- The exercise: Set down each entry exactly as given; pictures should not appear in the copy.

- Exercise inputs:
..........
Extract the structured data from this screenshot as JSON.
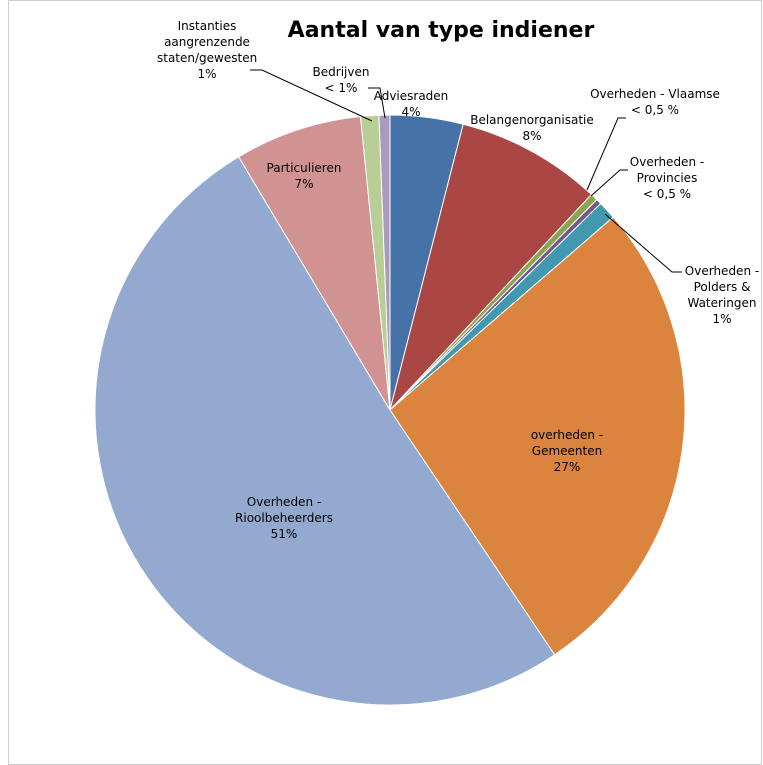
{
  "chart_data": {
    "type": "pie",
    "title": "Aantal van type indiener",
    "categories": [
      "Adviesraden",
      "Belangenorganisatie",
      "Overheden - Vlaamse",
      "Overheden - Provincies",
      "Overheden - Polders & Wateringen",
      "overheden - Gemeenten",
      "Overheden - Rioolbeheerders",
      "Particulieren",
      "Instanties aangrenzende staten/gewesten",
      "Bedrijven"
    ],
    "values": [
      4,
      8,
      0.4,
      0.3,
      1,
      27,
      51,
      7,
      1,
      0.6
    ],
    "value_labels": [
      "4%",
      "8%",
      "< 0,5 %",
      "< 0,5 %",
      "1%",
      "27%",
      "51%",
      "7%",
      "1%",
      "< 1%"
    ],
    "colors": [
      "#4572a7",
      "#aa4643",
      "#89a54e",
      "#71588f",
      "#4198af",
      "#db843d",
      "#93a9cf",
      "#d19392",
      "#b9cd96",
      "#a99bbd"
    ]
  }
}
..........
- Answer to the exercise:
Extract the structured data from this screenshot as JSON.
{
  "chart_data": {
    "type": "pie",
    "title": "Aantal van type indiener",
    "categories": [
      "Adviesraden",
      "Belangenorganisatie",
      "Overheden - Vlaamse",
      "Overheden - Provincies",
      "Overheden - Polders & Wateringen",
      "overheden - Gemeenten",
      "Overheden - Rioolbeheerders",
      "Particulieren",
      "Instanties aangrenzende staten/gewesten",
      "Bedrijven"
    ],
    "values": [
      4,
      8,
      0.4,
      0.3,
      1,
      27,
      51,
      7,
      1,
      0.6
    ],
    "value_labels": [
      "4%",
      "8%",
      "< 0,5 %",
      "< 0,5 %",
      "1%",
      "27%",
      "51%",
      "7%",
      "1%",
      "< 1%"
    ],
    "colors": [
      "#4572a7",
      "#aa4643",
      "#89a54e",
      "#71588f",
      "#4198af",
      "#db843d",
      "#93a9cf",
      "#d19392",
      "#b9cd96",
      "#a99bbd"
    ]
  }
}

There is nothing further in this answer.